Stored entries
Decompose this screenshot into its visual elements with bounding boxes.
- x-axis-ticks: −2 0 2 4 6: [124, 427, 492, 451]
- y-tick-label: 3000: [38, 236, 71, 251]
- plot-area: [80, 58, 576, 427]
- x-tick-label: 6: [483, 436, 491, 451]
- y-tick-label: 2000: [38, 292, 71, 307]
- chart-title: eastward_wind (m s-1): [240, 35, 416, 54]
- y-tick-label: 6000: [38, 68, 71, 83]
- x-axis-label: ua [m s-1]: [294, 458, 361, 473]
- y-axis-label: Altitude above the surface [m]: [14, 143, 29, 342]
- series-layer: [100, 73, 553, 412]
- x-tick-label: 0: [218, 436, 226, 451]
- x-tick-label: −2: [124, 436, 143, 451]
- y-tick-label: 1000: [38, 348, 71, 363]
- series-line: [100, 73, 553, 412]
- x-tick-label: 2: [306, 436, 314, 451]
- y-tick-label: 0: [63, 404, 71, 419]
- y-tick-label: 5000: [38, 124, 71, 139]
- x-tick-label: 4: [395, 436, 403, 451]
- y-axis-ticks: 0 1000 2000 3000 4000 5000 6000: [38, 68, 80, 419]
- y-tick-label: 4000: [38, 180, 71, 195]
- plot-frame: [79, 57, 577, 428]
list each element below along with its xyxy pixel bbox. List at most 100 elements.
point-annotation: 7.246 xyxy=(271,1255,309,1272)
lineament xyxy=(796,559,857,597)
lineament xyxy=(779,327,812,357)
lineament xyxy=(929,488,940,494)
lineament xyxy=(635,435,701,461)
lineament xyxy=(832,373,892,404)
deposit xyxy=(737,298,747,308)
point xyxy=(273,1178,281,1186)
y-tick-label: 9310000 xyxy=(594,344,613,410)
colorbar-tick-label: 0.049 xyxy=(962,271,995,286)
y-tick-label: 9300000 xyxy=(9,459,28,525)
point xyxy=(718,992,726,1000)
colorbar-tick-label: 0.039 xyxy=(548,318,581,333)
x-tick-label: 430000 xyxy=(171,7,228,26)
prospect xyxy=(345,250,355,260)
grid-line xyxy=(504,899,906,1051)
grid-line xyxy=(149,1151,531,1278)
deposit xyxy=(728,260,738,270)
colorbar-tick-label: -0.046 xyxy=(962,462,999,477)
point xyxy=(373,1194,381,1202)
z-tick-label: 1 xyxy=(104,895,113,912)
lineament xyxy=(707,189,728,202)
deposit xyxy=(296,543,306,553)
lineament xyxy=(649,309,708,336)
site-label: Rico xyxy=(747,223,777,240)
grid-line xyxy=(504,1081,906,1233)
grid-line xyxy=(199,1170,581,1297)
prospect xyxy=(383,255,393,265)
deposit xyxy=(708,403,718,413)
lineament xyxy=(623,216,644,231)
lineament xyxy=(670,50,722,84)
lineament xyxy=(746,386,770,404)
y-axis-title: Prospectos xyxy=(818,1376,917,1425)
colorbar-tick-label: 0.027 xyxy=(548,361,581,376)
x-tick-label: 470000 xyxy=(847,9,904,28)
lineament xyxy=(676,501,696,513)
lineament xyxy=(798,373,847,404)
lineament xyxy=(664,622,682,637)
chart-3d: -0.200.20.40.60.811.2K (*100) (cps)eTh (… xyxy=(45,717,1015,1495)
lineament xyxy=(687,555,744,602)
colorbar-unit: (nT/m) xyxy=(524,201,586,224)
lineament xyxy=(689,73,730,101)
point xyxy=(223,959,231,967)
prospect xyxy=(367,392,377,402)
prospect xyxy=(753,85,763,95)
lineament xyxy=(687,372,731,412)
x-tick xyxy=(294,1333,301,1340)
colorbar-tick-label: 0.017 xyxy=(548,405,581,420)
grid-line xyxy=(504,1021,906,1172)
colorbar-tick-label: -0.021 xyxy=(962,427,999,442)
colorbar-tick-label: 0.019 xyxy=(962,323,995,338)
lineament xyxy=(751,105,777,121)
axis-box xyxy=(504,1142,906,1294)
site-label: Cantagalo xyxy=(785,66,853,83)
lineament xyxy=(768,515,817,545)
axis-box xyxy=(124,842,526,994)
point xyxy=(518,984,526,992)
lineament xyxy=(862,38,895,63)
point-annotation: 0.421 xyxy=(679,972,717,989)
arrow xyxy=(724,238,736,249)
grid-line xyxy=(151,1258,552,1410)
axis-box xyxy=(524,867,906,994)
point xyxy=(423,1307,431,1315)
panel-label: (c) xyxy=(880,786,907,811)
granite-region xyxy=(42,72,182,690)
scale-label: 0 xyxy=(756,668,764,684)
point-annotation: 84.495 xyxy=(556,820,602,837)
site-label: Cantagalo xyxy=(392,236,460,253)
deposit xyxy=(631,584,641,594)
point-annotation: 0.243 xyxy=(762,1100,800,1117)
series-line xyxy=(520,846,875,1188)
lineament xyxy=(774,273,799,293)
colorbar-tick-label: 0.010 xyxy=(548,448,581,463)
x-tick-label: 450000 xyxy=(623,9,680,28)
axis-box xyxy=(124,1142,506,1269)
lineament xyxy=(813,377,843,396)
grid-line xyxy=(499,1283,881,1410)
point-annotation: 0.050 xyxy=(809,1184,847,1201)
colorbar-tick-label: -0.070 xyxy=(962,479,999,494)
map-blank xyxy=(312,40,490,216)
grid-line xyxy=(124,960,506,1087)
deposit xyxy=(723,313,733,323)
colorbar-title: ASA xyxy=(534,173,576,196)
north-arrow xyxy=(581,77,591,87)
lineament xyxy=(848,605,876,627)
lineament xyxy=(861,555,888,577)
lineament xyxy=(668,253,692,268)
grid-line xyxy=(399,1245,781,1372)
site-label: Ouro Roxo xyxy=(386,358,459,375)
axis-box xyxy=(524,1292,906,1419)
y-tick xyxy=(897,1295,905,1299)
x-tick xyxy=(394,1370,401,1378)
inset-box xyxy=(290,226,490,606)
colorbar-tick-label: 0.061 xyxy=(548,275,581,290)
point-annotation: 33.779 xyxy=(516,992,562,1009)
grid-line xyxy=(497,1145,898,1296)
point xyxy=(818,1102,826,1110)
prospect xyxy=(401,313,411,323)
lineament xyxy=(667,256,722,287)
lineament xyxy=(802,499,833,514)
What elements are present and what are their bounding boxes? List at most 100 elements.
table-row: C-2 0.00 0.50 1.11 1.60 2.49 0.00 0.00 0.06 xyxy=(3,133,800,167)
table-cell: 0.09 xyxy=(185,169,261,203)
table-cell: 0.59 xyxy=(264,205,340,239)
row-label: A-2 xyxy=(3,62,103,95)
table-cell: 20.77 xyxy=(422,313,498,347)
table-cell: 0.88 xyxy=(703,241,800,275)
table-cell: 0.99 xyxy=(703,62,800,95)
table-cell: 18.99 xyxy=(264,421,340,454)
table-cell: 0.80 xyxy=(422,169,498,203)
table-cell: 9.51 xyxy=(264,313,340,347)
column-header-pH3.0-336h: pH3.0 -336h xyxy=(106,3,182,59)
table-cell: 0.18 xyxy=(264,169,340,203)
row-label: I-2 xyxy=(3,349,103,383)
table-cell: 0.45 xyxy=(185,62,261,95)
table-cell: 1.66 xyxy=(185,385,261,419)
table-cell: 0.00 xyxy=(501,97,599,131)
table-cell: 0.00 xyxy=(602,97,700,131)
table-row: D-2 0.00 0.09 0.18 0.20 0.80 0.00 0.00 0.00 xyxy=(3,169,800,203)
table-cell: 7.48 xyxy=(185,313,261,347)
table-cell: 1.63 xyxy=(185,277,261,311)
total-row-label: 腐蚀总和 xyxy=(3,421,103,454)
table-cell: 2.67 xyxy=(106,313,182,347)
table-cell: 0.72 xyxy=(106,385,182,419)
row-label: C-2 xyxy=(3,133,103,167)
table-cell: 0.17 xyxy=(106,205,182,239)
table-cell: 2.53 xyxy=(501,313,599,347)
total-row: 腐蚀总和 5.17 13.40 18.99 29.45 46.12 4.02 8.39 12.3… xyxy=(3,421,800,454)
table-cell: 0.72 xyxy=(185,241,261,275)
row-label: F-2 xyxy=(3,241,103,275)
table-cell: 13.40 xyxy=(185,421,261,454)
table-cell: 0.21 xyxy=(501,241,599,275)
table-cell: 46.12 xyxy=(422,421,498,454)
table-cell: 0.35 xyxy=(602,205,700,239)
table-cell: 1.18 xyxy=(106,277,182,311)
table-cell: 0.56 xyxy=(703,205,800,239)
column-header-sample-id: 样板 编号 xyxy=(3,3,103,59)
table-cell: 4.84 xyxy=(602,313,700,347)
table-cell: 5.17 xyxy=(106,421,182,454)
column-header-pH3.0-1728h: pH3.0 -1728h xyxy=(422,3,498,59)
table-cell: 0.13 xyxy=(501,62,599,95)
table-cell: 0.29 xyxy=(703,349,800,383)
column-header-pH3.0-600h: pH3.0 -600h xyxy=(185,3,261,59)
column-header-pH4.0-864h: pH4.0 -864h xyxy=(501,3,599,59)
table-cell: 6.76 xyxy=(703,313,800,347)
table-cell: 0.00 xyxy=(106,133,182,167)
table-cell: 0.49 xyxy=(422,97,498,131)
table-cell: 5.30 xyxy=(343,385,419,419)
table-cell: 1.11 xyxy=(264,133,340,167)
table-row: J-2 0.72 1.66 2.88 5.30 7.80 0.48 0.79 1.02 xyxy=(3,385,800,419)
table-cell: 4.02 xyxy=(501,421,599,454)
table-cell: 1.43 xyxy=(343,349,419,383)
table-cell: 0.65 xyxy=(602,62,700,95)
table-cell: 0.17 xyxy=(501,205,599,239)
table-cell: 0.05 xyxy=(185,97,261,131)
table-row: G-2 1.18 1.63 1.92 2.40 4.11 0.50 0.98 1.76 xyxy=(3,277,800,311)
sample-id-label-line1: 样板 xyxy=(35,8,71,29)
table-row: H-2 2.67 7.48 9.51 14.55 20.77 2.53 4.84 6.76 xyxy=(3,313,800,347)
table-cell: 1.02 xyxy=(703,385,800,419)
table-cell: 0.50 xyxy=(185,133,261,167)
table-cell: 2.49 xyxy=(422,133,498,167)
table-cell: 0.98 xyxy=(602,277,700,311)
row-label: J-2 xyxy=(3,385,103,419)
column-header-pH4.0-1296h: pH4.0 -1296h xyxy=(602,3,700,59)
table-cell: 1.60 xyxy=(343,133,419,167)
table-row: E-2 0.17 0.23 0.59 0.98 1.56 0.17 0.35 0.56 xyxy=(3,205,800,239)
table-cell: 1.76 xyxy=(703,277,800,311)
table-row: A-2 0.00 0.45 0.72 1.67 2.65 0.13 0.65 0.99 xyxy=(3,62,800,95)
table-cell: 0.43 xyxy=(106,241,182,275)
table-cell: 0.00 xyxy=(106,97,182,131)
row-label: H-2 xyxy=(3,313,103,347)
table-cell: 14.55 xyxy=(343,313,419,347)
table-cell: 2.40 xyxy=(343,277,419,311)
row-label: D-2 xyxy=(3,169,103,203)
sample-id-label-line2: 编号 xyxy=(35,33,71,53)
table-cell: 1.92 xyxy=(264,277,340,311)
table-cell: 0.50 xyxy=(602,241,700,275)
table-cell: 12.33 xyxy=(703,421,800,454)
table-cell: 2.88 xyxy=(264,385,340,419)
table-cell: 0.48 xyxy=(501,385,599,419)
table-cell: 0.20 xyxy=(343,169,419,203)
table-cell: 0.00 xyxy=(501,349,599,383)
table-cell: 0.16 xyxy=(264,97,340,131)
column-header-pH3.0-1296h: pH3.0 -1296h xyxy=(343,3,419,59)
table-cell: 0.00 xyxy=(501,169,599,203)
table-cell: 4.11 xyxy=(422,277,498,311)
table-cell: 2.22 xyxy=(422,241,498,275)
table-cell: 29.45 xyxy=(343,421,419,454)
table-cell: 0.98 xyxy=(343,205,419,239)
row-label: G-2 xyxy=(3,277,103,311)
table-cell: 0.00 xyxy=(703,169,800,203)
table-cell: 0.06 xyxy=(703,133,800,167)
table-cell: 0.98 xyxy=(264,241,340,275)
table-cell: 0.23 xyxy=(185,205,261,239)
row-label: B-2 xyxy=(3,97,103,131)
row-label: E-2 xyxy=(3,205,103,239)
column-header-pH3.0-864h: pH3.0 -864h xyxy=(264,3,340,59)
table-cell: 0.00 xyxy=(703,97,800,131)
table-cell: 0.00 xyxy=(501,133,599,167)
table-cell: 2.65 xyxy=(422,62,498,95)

_GOAL_
Repeat the lines of the stored entries word for word, from the first line through the line containing "- plot-frame: [79, 57, 577, 428]", including that line.

_SOLVED EXERCISE_
Decompose this screenshot into its visual elements with bounding boxes.
- x-axis-ticks: −2 0 2 4 6: [124, 427, 492, 451]
- y-tick-label: 3000: [38, 236, 71, 251]
- plot-area: [80, 58, 576, 427]
- x-tick-label: 6: [483, 436, 491, 451]
- y-tick-label: 2000: [38, 292, 71, 307]
- chart-title: eastward_wind (m s-1): [240, 35, 416, 54]
- y-tick-label: 6000: [38, 68, 71, 83]
- x-axis-label: ua [m s-1]: [294, 458, 361, 473]
- y-axis-label: Altitude above the surface [m]: [14, 143, 29, 342]
- series-layer: [100, 73, 553, 412]
- x-tick-label: 0: [218, 436, 226, 451]
- x-tick-label: −2: [124, 436, 143, 451]
- y-tick-label: 1000: [38, 348, 71, 363]
- series-line: [100, 73, 553, 412]
- x-tick-label: 2: [306, 436, 314, 451]
- y-tick-label: 0: [63, 404, 71, 419]
- y-tick-label: 5000: [38, 124, 71, 139]
- x-tick-label: 4: [395, 436, 403, 451]
- y-axis-ticks: 0 1000 2000 3000 4000 5000 6000: [38, 68, 80, 419]
- y-tick-label: 4000: [38, 180, 71, 195]
- plot-frame: [79, 57, 577, 428]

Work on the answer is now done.